+++ Stored records +++
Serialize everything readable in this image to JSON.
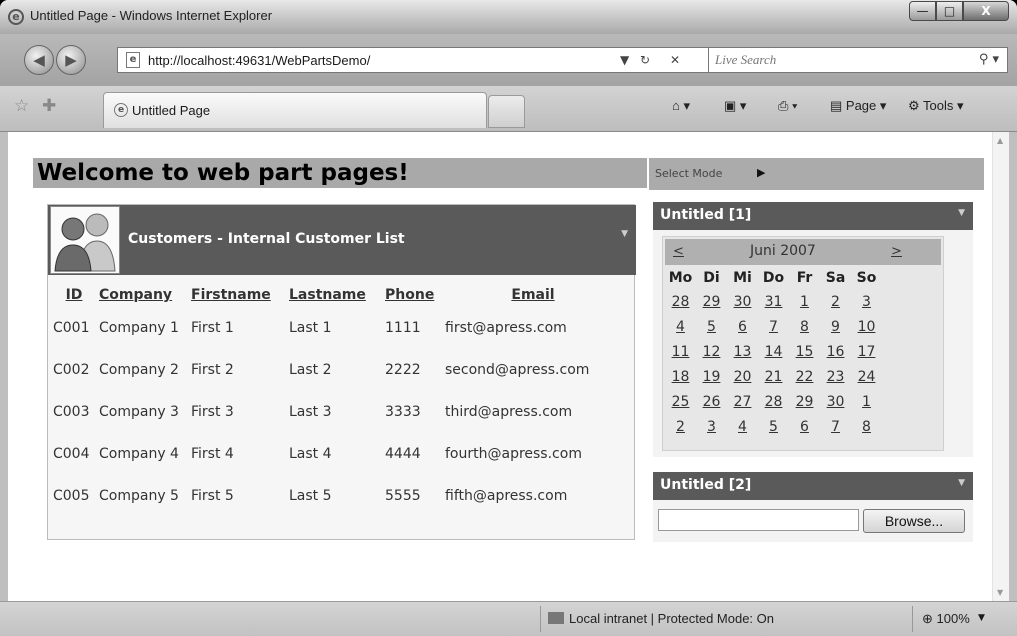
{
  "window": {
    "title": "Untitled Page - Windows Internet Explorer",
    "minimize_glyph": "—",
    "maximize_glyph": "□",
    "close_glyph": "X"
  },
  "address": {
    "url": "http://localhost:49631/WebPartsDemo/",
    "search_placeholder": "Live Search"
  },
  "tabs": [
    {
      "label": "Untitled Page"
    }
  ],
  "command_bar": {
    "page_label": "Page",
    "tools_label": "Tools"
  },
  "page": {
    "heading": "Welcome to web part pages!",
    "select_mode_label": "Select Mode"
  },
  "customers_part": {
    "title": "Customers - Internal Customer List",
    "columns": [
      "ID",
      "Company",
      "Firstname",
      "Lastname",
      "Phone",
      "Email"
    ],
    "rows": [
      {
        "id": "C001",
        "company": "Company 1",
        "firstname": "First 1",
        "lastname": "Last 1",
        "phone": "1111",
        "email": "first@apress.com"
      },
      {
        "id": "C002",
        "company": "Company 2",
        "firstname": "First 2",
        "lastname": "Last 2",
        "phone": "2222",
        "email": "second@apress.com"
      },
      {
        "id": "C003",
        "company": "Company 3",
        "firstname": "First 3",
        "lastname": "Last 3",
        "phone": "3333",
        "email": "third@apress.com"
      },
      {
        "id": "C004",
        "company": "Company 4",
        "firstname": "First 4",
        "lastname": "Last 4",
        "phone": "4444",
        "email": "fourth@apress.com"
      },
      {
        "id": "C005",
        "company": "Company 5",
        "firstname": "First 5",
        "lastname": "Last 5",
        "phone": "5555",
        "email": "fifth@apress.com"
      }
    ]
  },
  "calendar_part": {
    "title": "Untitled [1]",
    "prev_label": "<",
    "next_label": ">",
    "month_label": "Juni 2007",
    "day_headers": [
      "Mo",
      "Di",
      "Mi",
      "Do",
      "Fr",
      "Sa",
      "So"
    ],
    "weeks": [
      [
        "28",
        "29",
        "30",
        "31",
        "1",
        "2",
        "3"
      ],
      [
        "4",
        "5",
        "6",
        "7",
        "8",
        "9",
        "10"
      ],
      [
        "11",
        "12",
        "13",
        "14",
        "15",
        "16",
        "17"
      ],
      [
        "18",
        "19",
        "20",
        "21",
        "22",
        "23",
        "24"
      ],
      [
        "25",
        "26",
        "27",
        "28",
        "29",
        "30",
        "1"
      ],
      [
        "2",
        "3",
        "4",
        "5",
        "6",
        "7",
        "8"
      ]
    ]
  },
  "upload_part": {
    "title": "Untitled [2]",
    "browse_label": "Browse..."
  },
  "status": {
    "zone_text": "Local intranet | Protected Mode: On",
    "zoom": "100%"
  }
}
+++
What the task requires:
Pick out the lines containing the string "Company" and show them.

Output for this task:
      "Company",
        "company": "Company 1",
        "company": "Company 2",
        "company": "Company 3",
        "company": "Company 4",
        "company": "Company 5",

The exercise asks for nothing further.